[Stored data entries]
☆ ☆ ☆ ☆

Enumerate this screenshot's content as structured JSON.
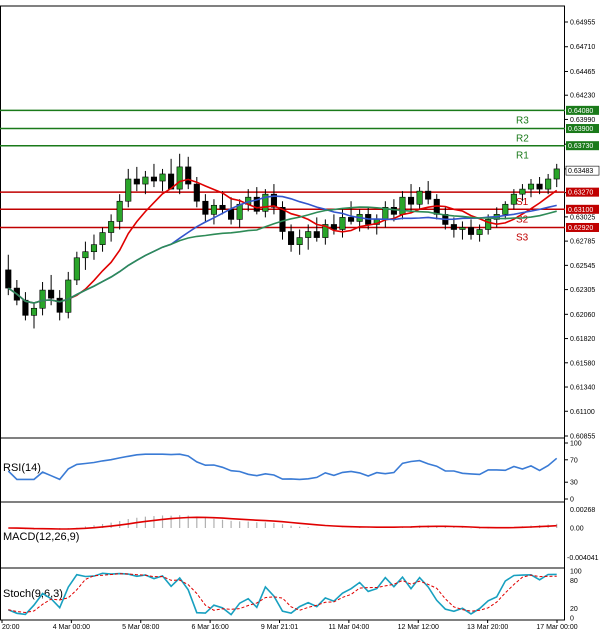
{
  "chart_data": {
    "type": "candlestick",
    "price_axis": {
      "min": 0.60855,
      "max": 0.64955,
      "ticks": [
        "0.64955",
        "0.64710",
        "0.64465",
        "0.64230",
        "0.63990",
        "0.63745",
        "0.63500",
        "0.63265",
        "0.63025",
        "0.62785",
        "0.62545",
        "0.62305",
        "0.62060",
        "0.61820",
        "0.61580",
        "0.61340",
        "0.61100",
        "0.60855"
      ]
    },
    "time_labels": [
      "20:00",
      "4 Mar 00:00",
      "5 Mar 08:00",
      "6 Mar 16:00",
      "9 Mar 21:01",
      "11 Mar 04:00",
      "12 Mar 12:00",
      "13 Mar 20:00",
      "17 Mar 00:00"
    ],
    "resistance": [
      {
        "name": "R3",
        "value": 0.6408,
        "tag": "0.64080",
        "color": "#1a7a1a"
      },
      {
        "name": "R2",
        "value": 0.639,
        "tag": "0.63900",
        "color": "#1a7a1a"
      },
      {
        "name": "R1",
        "value": 0.6373,
        "tag": "0.63730",
        "color": "#1a7a1a"
      }
    ],
    "support": [
      {
        "name": "S1",
        "value": 0.6327,
        "tag": "0.63270",
        "color": "#c00000"
      },
      {
        "name": "S2",
        "value": 0.631,
        "tag": "0.63100",
        "color": "#c00000"
      },
      {
        "name": "S3",
        "value": 0.6292,
        "tag": "0.62920",
        "color": "#c00000"
      }
    ],
    "current_price": {
      "value": 0.63483,
      "tag": "0.63483"
    },
    "candles": [
      [
        0.625,
        0.6265,
        0.6225,
        0.6232
      ],
      [
        0.6232,
        0.624,
        0.6215,
        0.622
      ],
      [
        0.622,
        0.6228,
        0.62,
        0.6205
      ],
      [
        0.6205,
        0.6218,
        0.6192,
        0.6212
      ],
      [
        0.6212,
        0.6238,
        0.6205,
        0.623
      ],
      [
        0.623,
        0.6245,
        0.6215,
        0.6222
      ],
      [
        0.6222,
        0.623,
        0.62,
        0.6208
      ],
      [
        0.6208,
        0.6248,
        0.6202,
        0.624
      ],
      [
        0.624,
        0.6268,
        0.6235,
        0.6262
      ],
      [
        0.6262,
        0.6278,
        0.625,
        0.6268
      ],
      [
        0.6268,
        0.6285,
        0.626,
        0.6275
      ],
      [
        0.6275,
        0.6292,
        0.6268,
        0.6287
      ],
      [
        0.6287,
        0.6305,
        0.6278,
        0.6298
      ],
      [
        0.6298,
        0.6325,
        0.629,
        0.6318
      ],
      [
        0.6318,
        0.635,
        0.6312,
        0.634
      ],
      [
        0.634,
        0.6352,
        0.6328,
        0.6335
      ],
      [
        0.6335,
        0.6348,
        0.6325,
        0.6342
      ],
      [
        0.6342,
        0.6355,
        0.6332,
        0.6338
      ],
      [
        0.6338,
        0.635,
        0.6328,
        0.6345
      ],
      [
        0.6345,
        0.636,
        0.6338,
        0.633
      ],
      [
        0.633,
        0.6365,
        0.6325,
        0.6352
      ],
      [
        0.6352,
        0.6362,
        0.633,
        0.6335
      ],
      [
        0.6335,
        0.6342,
        0.6312,
        0.6318
      ],
      [
        0.6318,
        0.6325,
        0.6298,
        0.6305
      ],
      [
        0.6305,
        0.632,
        0.6295,
        0.6314
      ],
      [
        0.6314,
        0.6328,
        0.6305,
        0.631
      ],
      [
        0.631,
        0.6322,
        0.6295,
        0.63
      ],
      [
        0.63,
        0.632,
        0.6292,
        0.6315
      ],
      [
        0.6315,
        0.633,
        0.6308,
        0.6322
      ],
      [
        0.6322,
        0.6332,
        0.6305,
        0.6308
      ],
      [
        0.6308,
        0.633,
        0.6302,
        0.6325
      ],
      [
        0.6325,
        0.6335,
        0.6305,
        0.6312
      ],
      [
        0.6312,
        0.6318,
        0.628,
        0.6288
      ],
      [
        0.6288,
        0.6295,
        0.6268,
        0.6275
      ],
      [
        0.6275,
        0.629,
        0.6265,
        0.6282
      ],
      [
        0.6282,
        0.6295,
        0.627,
        0.6288
      ],
      [
        0.6288,
        0.6302,
        0.6278,
        0.6282
      ],
      [
        0.6282,
        0.63,
        0.6275,
        0.6295
      ],
      [
        0.6295,
        0.6305,
        0.6285,
        0.629
      ],
      [
        0.629,
        0.631,
        0.6282,
        0.6302
      ],
      [
        0.6302,
        0.6318,
        0.6295,
        0.6298
      ],
      [
        0.6298,
        0.631,
        0.6288,
        0.6305
      ],
      [
        0.6305,
        0.6312,
        0.629,
        0.6295
      ],
      [
        0.6295,
        0.6305,
        0.6285,
        0.63
      ],
      [
        0.63,
        0.6318,
        0.6292,
        0.6312
      ],
      [
        0.6312,
        0.632,
        0.6298,
        0.6305
      ],
      [
        0.6305,
        0.6328,
        0.63,
        0.6322
      ],
      [
        0.6322,
        0.6335,
        0.6308,
        0.6315
      ],
      [
        0.6315,
        0.6332,
        0.631,
        0.6328
      ],
      [
        0.6328,
        0.6338,
        0.6315,
        0.632
      ],
      [
        0.632,
        0.6325,
        0.63,
        0.6305
      ],
      [
        0.6305,
        0.6312,
        0.629,
        0.6295
      ],
      [
        0.6295,
        0.6302,
        0.6282,
        0.629
      ],
      [
        0.629,
        0.6298,
        0.628,
        0.6292
      ],
      [
        0.6292,
        0.63,
        0.628,
        0.6285
      ],
      [
        0.6285,
        0.6295,
        0.6278,
        0.629
      ],
      [
        0.629,
        0.6305,
        0.6285,
        0.63
      ],
      [
        0.63,
        0.6312,
        0.6292,
        0.6305
      ],
      [
        0.6305,
        0.6318,
        0.63,
        0.6315
      ],
      [
        0.6315,
        0.633,
        0.631,
        0.6325
      ],
      [
        0.6325,
        0.6335,
        0.6318,
        0.633
      ],
      [
        0.633,
        0.634,
        0.6322,
        0.6335
      ],
      [
        0.6335,
        0.6342,
        0.6325,
        0.633
      ],
      [
        0.633,
        0.6345,
        0.6325,
        0.634
      ],
      [
        0.634,
        0.6355,
        0.6332,
        0.635
      ]
    ],
    "indicators": {
      "rsi": {
        "label": "RSI(14)",
        "levels": [
          100,
          70,
          30,
          0
        ]
      },
      "macd": {
        "label": "MACD(12,26,9)",
        "levels": [
          "0.00268",
          "0.00",
          "-0.004041"
        ]
      },
      "stoch": {
        "label": "Stoch(9,6,3)",
        "levels": [
          100,
          80,
          20,
          0
        ]
      }
    }
  }
}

☆ ☆ ☆ ☆

What the exercise asks: Pictures in the records above should not be copied. Repeat everything else exactly.

Answer to this exercise:
Enumerate this screenshot's content as structured JSON.
{
  "chart_data": {
    "type": "candlestick",
    "price_axis": {
      "min": 0.60855,
      "max": 0.64955,
      "ticks": [
        "0.64955",
        "0.64710",
        "0.64465",
        "0.64230",
        "0.63990",
        "0.63745",
        "0.63500",
        "0.63265",
        "0.63025",
        "0.62785",
        "0.62545",
        "0.62305",
        "0.62060",
        "0.61820",
        "0.61580",
        "0.61340",
        "0.61100",
        "0.60855"
      ]
    },
    "time_labels": [
      "20:00",
      "4 Mar 00:00",
      "5 Mar 08:00",
      "6 Mar 16:00",
      "9 Mar 21:01",
      "11 Mar 04:00",
      "12 Mar 12:00",
      "13 Mar 20:00",
      "17 Mar 00:00"
    ],
    "resistance": [
      {
        "name": "R3",
        "value": 0.6408,
        "tag": "0.64080",
        "color": "#1a7a1a"
      },
      {
        "name": "R2",
        "value": 0.639,
        "tag": "0.63900",
        "color": "#1a7a1a"
      },
      {
        "name": "R1",
        "value": 0.6373,
        "tag": "0.63730",
        "color": "#1a7a1a"
      }
    ],
    "support": [
      {
        "name": "S1",
        "value": 0.6327,
        "tag": "0.63270",
        "color": "#c00000"
      },
      {
        "name": "S2",
        "value": 0.631,
        "tag": "0.63100",
        "color": "#c00000"
      },
      {
        "name": "S3",
        "value": 0.6292,
        "tag": "0.62920",
        "color": "#c00000"
      }
    ],
    "current_price": {
      "value": 0.63483,
      "tag": "0.63483"
    },
    "candles": [
      [
        0.625,
        0.6265,
        0.6225,
        0.6232
      ],
      [
        0.6232,
        0.624,
        0.6215,
        0.622
      ],
      [
        0.622,
        0.6228,
        0.62,
        0.6205
      ],
      [
        0.6205,
        0.6218,
        0.6192,
        0.6212
      ],
      [
        0.6212,
        0.6238,
        0.6205,
        0.623
      ],
      [
        0.623,
        0.6245,
        0.6215,
        0.6222
      ],
      [
        0.6222,
        0.623,
        0.62,
        0.6208
      ],
      [
        0.6208,
        0.6248,
        0.6202,
        0.624
      ],
      [
        0.624,
        0.6268,
        0.6235,
        0.6262
      ],
      [
        0.6262,
        0.6278,
        0.625,
        0.6268
      ],
      [
        0.6268,
        0.6285,
        0.626,
        0.6275
      ],
      [
        0.6275,
        0.6292,
        0.6268,
        0.6287
      ],
      [
        0.6287,
        0.6305,
        0.6278,
        0.6298
      ],
      [
        0.6298,
        0.6325,
        0.629,
        0.6318
      ],
      [
        0.6318,
        0.635,
        0.6312,
        0.634
      ],
      [
        0.634,
        0.6352,
        0.6328,
        0.6335
      ],
      [
        0.6335,
        0.6348,
        0.6325,
        0.6342
      ],
      [
        0.6342,
        0.6355,
        0.6332,
        0.6338
      ],
      [
        0.6338,
        0.635,
        0.6328,
        0.6345
      ],
      [
        0.6345,
        0.636,
        0.6338,
        0.633
      ],
      [
        0.633,
        0.6365,
        0.6325,
        0.6352
      ],
      [
        0.6352,
        0.6362,
        0.633,
        0.6335
      ],
      [
        0.6335,
        0.6342,
        0.6312,
        0.6318
      ],
      [
        0.6318,
        0.6325,
        0.6298,
        0.6305
      ],
      [
        0.6305,
        0.632,
        0.6295,
        0.6314
      ],
      [
        0.6314,
        0.6328,
        0.6305,
        0.631
      ],
      [
        0.631,
        0.6322,
        0.6295,
        0.63
      ],
      [
        0.63,
        0.632,
        0.6292,
        0.6315
      ],
      [
        0.6315,
        0.633,
        0.6308,
        0.6322
      ],
      [
        0.6322,
        0.6332,
        0.6305,
        0.6308
      ],
      [
        0.6308,
        0.633,
        0.6302,
        0.6325
      ],
      [
        0.6325,
        0.6335,
        0.6305,
        0.6312
      ],
      [
        0.6312,
        0.6318,
        0.628,
        0.6288
      ],
      [
        0.6288,
        0.6295,
        0.6268,
        0.6275
      ],
      [
        0.6275,
        0.629,
        0.6265,
        0.6282
      ],
      [
        0.6282,
        0.6295,
        0.627,
        0.6288
      ],
      [
        0.6288,
        0.6302,
        0.6278,
        0.6282
      ],
      [
        0.6282,
        0.63,
        0.6275,
        0.6295
      ],
      [
        0.6295,
        0.6305,
        0.6285,
        0.629
      ],
      [
        0.629,
        0.631,
        0.6282,
        0.6302
      ],
      [
        0.6302,
        0.6318,
        0.6295,
        0.6298
      ],
      [
        0.6298,
        0.631,
        0.6288,
        0.6305
      ],
      [
        0.6305,
        0.6312,
        0.629,
        0.6295
      ],
      [
        0.6295,
        0.6305,
        0.6285,
        0.63
      ],
      [
        0.63,
        0.6318,
        0.6292,
        0.6312
      ],
      [
        0.6312,
        0.632,
        0.6298,
        0.6305
      ],
      [
        0.6305,
        0.6328,
        0.63,
        0.6322
      ],
      [
        0.6322,
        0.6335,
        0.6308,
        0.6315
      ],
      [
        0.6315,
        0.6332,
        0.631,
        0.6328
      ],
      [
        0.6328,
        0.6338,
        0.6315,
        0.632
      ],
      [
        0.632,
        0.6325,
        0.63,
        0.6305
      ],
      [
        0.6305,
        0.6312,
        0.629,
        0.6295
      ],
      [
        0.6295,
        0.6302,
        0.6282,
        0.629
      ],
      [
        0.629,
        0.6298,
        0.628,
        0.6292
      ],
      [
        0.6292,
        0.63,
        0.628,
        0.6285
      ],
      [
        0.6285,
        0.6295,
        0.6278,
        0.629
      ],
      [
        0.629,
        0.6305,
        0.6285,
        0.63
      ],
      [
        0.63,
        0.6312,
        0.6292,
        0.6305
      ],
      [
        0.6305,
        0.6318,
        0.63,
        0.6315
      ],
      [
        0.6315,
        0.633,
        0.631,
        0.6325
      ],
      [
        0.6325,
        0.6335,
        0.6318,
        0.633
      ],
      [
        0.633,
        0.634,
        0.6322,
        0.6335
      ],
      [
        0.6335,
        0.6342,
        0.6325,
        0.633
      ],
      [
        0.633,
        0.6345,
        0.6325,
        0.634
      ],
      [
        0.634,
        0.6355,
        0.6332,
        0.635
      ]
    ],
    "indicators": {
      "rsi": {
        "label": "RSI(14)",
        "levels": [
          100,
          70,
          30,
          0
        ]
      },
      "macd": {
        "label": "MACD(12,26,9)",
        "levels": [
          "0.00268",
          "0.00",
          "-0.004041"
        ]
      },
      "stoch": {
        "label": "Stoch(9,6,3)",
        "levels": [
          100,
          80,
          20,
          0
        ]
      }
    }
  }
}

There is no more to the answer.